YOUR TASK:
Scan the listing below and copy every line holding "result".

EXCERPTED RECORDS:
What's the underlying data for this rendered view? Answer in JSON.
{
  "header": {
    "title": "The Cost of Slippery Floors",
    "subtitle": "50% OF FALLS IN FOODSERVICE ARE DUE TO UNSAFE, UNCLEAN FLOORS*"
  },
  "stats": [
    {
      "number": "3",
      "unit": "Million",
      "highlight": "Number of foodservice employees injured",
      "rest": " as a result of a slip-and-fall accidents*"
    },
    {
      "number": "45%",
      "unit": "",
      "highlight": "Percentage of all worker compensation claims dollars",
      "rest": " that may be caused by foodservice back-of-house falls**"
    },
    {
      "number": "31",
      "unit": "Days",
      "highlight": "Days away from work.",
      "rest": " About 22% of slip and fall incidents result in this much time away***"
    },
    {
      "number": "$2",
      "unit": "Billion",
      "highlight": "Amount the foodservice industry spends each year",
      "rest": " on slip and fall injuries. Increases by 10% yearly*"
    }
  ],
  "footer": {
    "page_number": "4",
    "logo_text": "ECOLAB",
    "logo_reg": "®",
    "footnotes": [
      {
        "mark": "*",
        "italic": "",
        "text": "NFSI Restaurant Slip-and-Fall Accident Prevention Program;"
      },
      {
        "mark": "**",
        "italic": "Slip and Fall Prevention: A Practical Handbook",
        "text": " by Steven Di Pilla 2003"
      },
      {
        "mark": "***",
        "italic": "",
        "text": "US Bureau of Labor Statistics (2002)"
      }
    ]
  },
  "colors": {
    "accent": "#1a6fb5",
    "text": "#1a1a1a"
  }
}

EXERCISE RESPONSE:
      "rest": " as a result of a slip-and-fall accidents*"
      "rest": " About 22% of slip and fall incidents result in this much time away***"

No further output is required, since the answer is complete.